• **WRITTEN REQUEST**
Every line that holds the string "meníte" is to be identified and copied.

[Begin]

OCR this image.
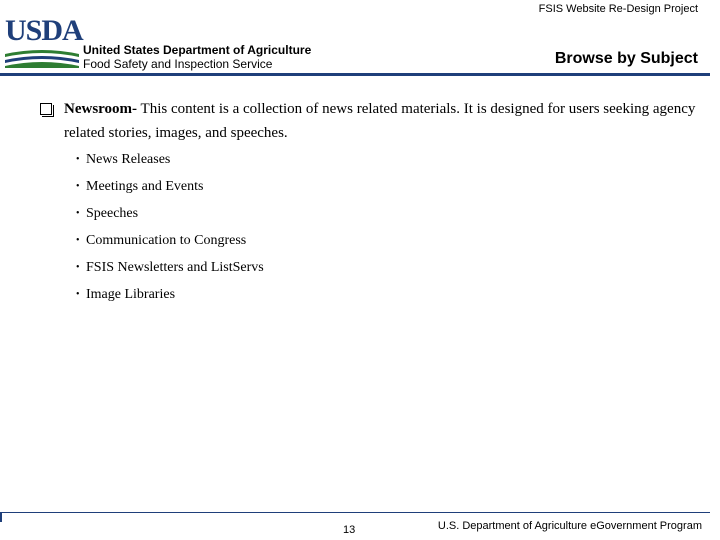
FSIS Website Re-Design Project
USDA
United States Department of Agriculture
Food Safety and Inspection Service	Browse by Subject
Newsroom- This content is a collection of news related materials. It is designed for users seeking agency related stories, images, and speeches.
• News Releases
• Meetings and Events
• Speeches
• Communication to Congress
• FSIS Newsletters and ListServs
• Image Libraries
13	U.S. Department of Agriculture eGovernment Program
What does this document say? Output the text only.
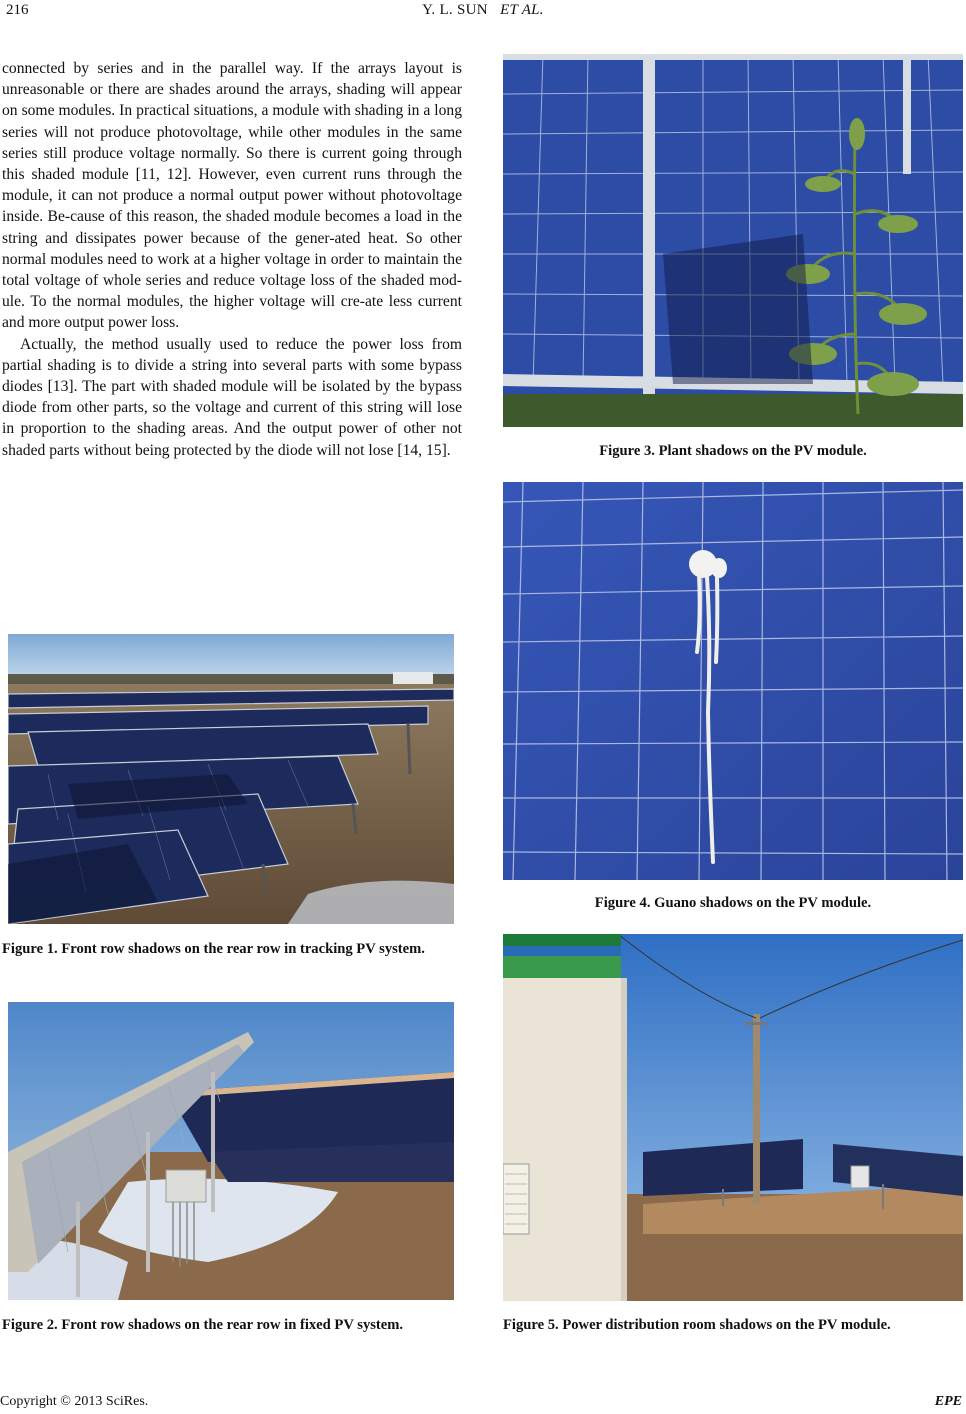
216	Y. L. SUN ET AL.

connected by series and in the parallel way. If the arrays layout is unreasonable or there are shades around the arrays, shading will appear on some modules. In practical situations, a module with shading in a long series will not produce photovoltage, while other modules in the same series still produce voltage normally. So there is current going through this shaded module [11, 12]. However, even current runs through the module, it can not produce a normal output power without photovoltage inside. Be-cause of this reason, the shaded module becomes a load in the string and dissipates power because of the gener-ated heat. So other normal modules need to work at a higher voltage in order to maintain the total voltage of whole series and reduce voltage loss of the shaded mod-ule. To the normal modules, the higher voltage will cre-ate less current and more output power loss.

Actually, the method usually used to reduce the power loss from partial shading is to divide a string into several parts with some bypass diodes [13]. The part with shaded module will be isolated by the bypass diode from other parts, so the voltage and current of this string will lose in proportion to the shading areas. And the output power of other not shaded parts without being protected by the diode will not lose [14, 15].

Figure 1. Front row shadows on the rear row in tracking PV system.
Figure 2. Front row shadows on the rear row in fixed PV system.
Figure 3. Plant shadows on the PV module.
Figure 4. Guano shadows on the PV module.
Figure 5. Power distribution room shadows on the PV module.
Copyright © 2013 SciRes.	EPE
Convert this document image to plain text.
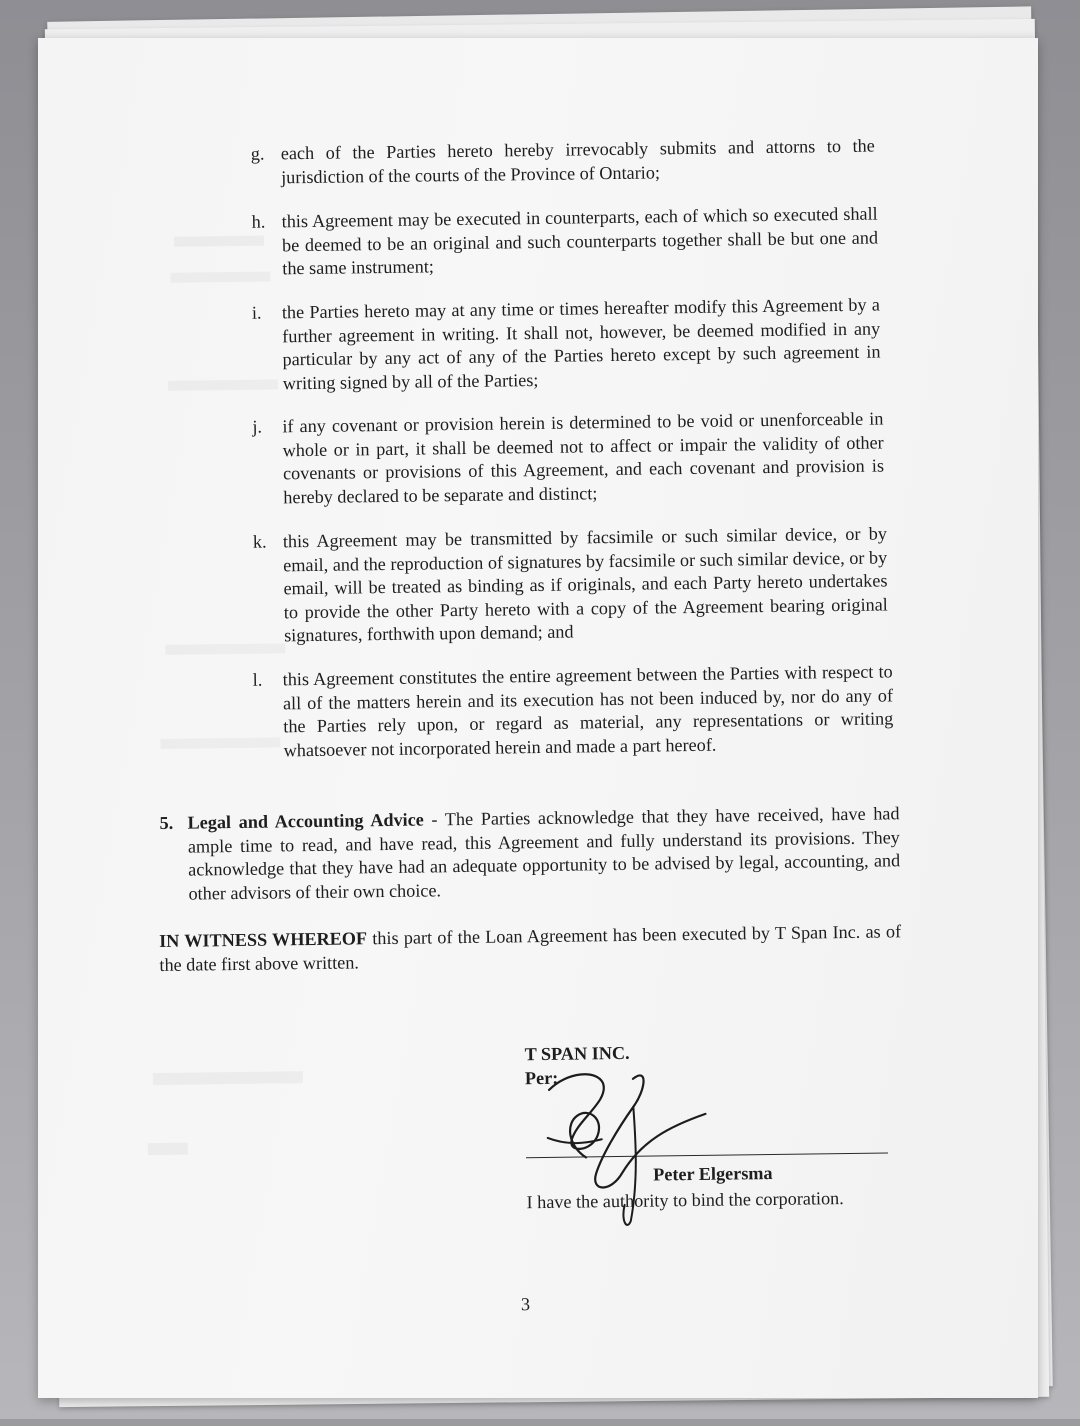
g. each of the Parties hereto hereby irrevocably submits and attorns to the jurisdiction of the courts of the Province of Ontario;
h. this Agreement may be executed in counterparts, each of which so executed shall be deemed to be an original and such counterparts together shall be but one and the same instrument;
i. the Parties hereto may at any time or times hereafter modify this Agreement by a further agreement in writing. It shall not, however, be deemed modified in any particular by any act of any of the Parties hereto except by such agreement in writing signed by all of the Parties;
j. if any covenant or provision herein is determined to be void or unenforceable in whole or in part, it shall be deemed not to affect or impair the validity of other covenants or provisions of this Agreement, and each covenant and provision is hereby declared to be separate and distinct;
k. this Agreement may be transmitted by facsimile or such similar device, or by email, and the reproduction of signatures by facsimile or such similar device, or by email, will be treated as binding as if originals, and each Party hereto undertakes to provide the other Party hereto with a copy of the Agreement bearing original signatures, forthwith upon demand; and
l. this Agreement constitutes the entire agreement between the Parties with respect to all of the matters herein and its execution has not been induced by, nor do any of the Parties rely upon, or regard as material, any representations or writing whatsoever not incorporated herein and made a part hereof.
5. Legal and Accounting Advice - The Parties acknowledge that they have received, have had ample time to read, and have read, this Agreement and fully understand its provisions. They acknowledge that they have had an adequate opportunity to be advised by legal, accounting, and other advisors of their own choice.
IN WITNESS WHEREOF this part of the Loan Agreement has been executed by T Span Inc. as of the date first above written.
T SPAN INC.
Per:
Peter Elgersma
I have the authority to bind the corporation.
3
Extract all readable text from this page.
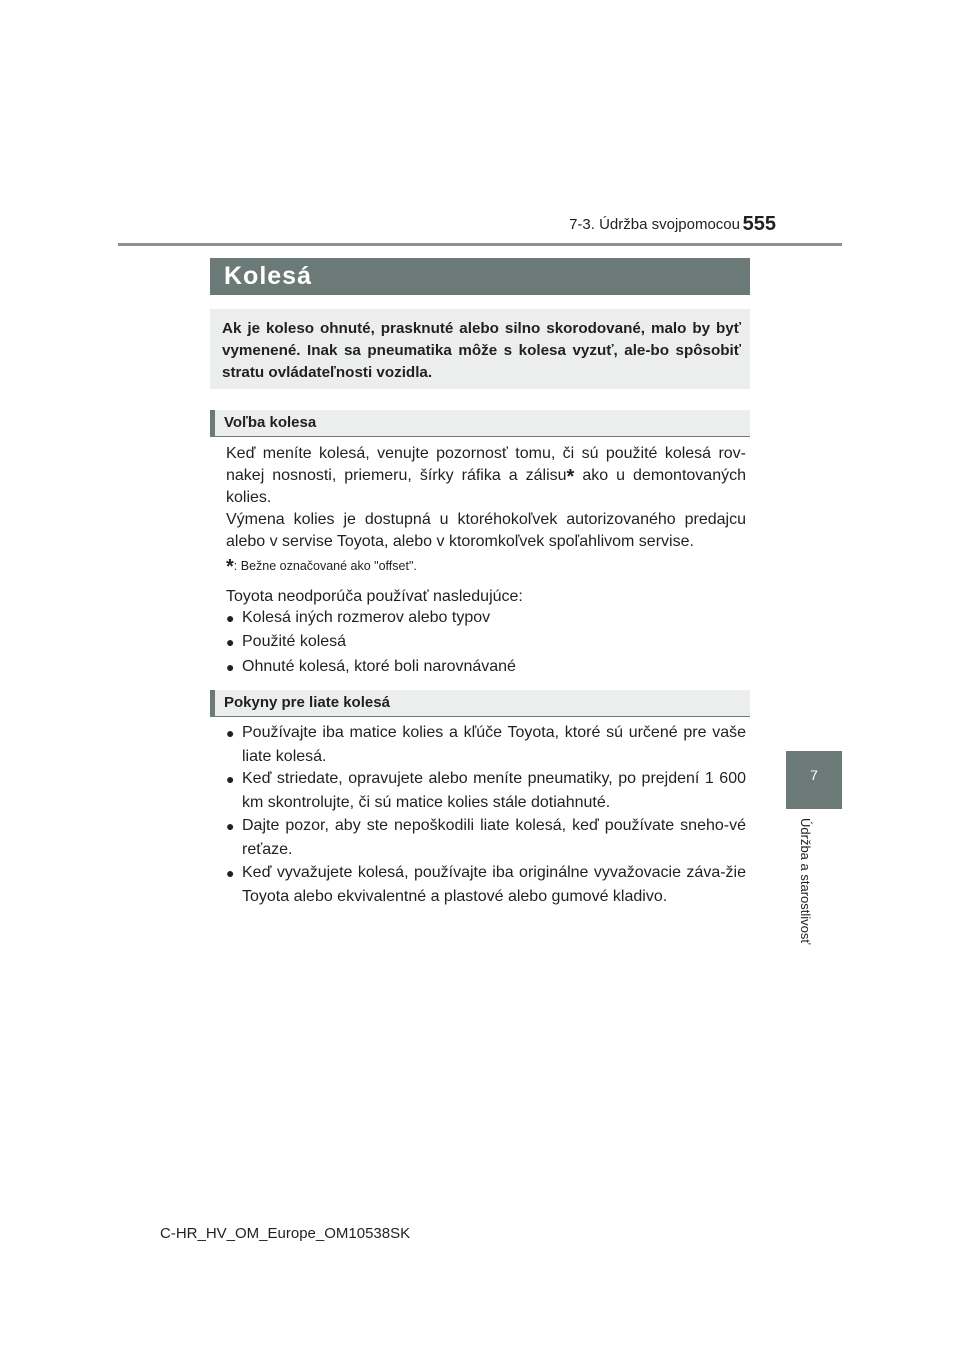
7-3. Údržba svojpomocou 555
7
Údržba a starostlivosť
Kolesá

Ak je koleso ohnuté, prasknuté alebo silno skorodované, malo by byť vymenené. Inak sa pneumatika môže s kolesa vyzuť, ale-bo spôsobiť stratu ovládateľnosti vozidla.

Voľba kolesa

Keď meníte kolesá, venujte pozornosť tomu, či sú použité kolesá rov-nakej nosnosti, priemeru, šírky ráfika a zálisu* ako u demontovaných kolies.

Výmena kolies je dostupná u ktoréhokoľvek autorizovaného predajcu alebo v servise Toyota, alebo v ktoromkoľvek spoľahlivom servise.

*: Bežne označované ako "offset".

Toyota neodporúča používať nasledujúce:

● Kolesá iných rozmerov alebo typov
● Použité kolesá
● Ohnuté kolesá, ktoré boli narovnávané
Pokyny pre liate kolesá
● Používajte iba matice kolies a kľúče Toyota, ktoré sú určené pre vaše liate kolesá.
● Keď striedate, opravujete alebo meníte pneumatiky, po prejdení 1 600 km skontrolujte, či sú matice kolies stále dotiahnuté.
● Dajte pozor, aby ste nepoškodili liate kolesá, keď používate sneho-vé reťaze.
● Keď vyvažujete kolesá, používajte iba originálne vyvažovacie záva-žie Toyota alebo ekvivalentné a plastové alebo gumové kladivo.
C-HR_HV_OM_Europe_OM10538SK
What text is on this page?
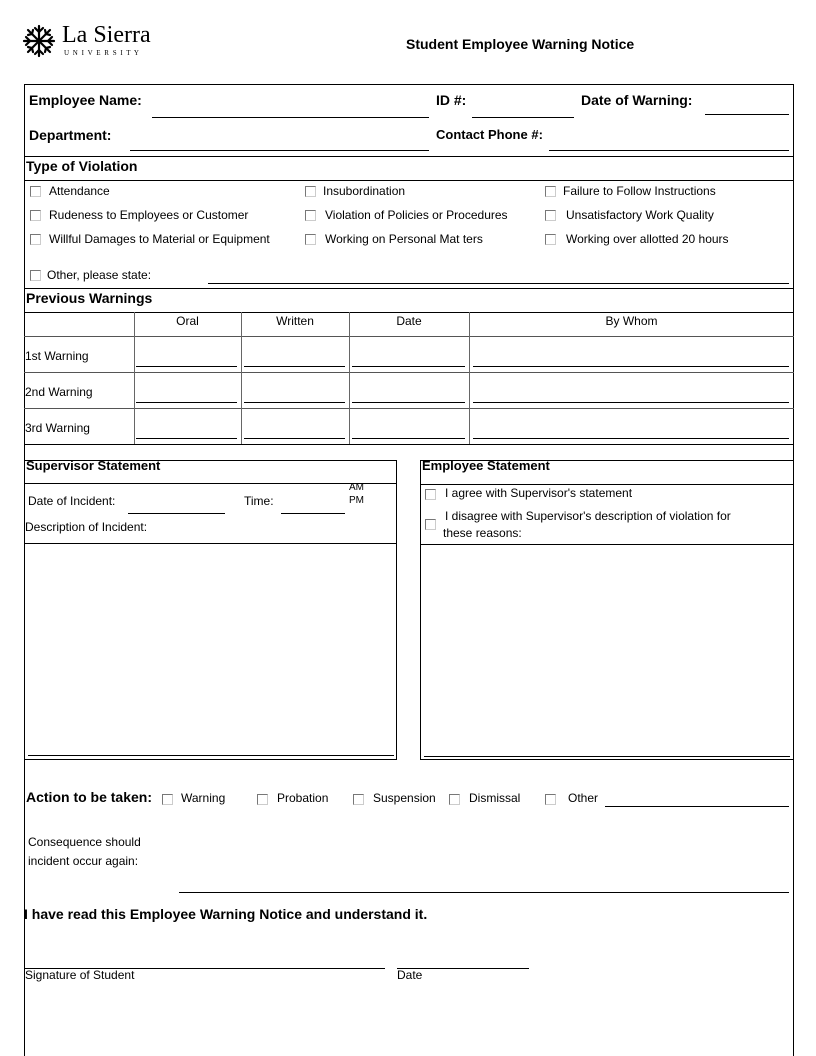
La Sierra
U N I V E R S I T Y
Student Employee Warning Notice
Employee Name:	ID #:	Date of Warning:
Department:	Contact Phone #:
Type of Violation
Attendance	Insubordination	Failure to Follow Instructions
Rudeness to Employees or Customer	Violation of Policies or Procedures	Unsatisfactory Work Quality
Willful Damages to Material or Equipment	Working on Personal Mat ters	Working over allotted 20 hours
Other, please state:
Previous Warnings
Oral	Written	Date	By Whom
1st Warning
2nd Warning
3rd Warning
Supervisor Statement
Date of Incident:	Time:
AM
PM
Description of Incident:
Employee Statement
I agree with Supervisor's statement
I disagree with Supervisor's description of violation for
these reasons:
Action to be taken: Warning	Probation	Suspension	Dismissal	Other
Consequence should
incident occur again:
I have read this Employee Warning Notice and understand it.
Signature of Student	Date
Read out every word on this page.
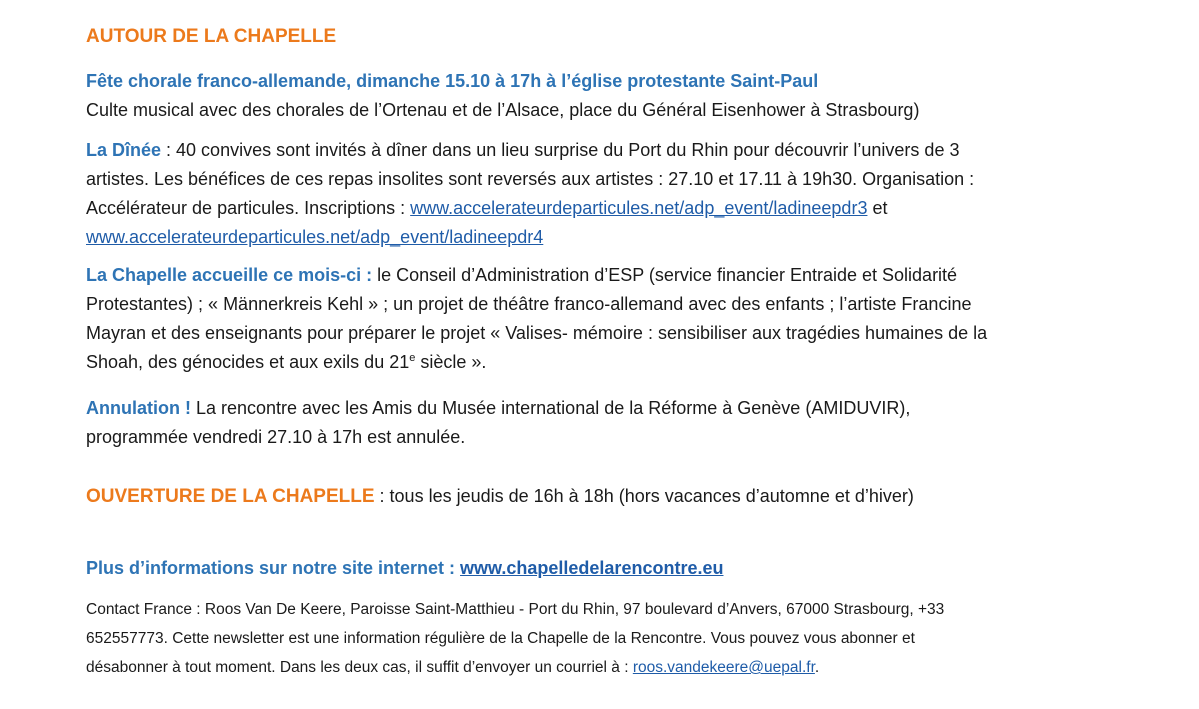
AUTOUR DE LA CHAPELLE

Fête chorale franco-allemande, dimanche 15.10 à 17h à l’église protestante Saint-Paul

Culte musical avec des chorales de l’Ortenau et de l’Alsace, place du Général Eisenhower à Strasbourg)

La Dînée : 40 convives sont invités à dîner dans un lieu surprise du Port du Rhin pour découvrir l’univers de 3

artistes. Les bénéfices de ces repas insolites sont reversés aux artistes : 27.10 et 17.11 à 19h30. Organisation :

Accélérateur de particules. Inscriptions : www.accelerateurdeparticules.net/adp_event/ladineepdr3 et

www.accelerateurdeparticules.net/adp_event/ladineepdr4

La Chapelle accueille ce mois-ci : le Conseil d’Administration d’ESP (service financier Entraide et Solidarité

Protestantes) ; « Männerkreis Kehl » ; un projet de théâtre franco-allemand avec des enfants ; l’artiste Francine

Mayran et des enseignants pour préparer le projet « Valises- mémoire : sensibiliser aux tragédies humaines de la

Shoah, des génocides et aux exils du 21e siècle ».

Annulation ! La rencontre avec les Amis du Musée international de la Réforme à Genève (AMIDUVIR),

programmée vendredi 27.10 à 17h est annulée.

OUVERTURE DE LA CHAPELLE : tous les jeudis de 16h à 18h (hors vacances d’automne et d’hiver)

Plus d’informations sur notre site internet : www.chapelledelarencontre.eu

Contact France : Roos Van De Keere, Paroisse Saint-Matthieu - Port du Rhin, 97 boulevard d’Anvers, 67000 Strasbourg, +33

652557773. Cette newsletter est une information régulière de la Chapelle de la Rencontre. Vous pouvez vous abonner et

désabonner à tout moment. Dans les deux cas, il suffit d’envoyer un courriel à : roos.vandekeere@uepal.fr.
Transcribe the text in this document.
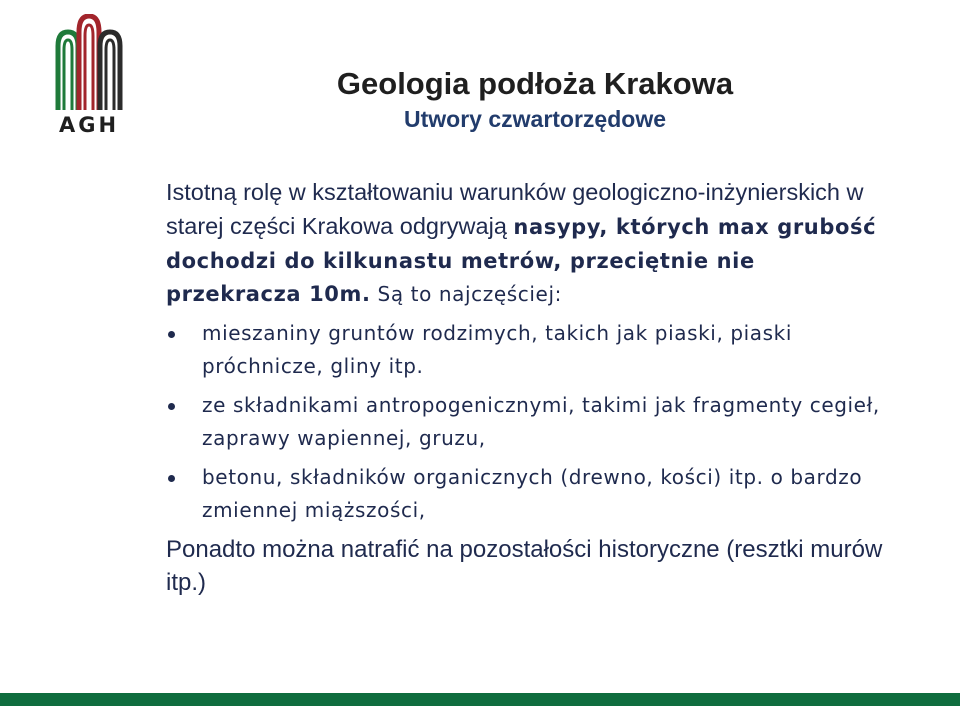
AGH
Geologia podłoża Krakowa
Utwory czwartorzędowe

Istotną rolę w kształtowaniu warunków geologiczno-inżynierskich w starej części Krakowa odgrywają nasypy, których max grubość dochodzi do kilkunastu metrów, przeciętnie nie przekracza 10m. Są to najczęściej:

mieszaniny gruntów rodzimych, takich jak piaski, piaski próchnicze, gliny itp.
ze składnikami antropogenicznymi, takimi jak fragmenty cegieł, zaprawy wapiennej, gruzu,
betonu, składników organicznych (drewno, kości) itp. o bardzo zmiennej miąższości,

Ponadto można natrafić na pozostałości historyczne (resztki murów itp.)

[End]

• **EXPECTED OUTPUT**
Keď meníte kolesá, venujte pozornosť tomu, či sú použité kolesá rov-nakej nosnosti, priemeru, šírky ráfika a zálisu* ako u demontovaných kolies.
● Keď striedate, opravujete alebo meníte pneumatiky, po prejdení 1 600 km skontrolujte, či sú matice kolies stále dotiahnuté.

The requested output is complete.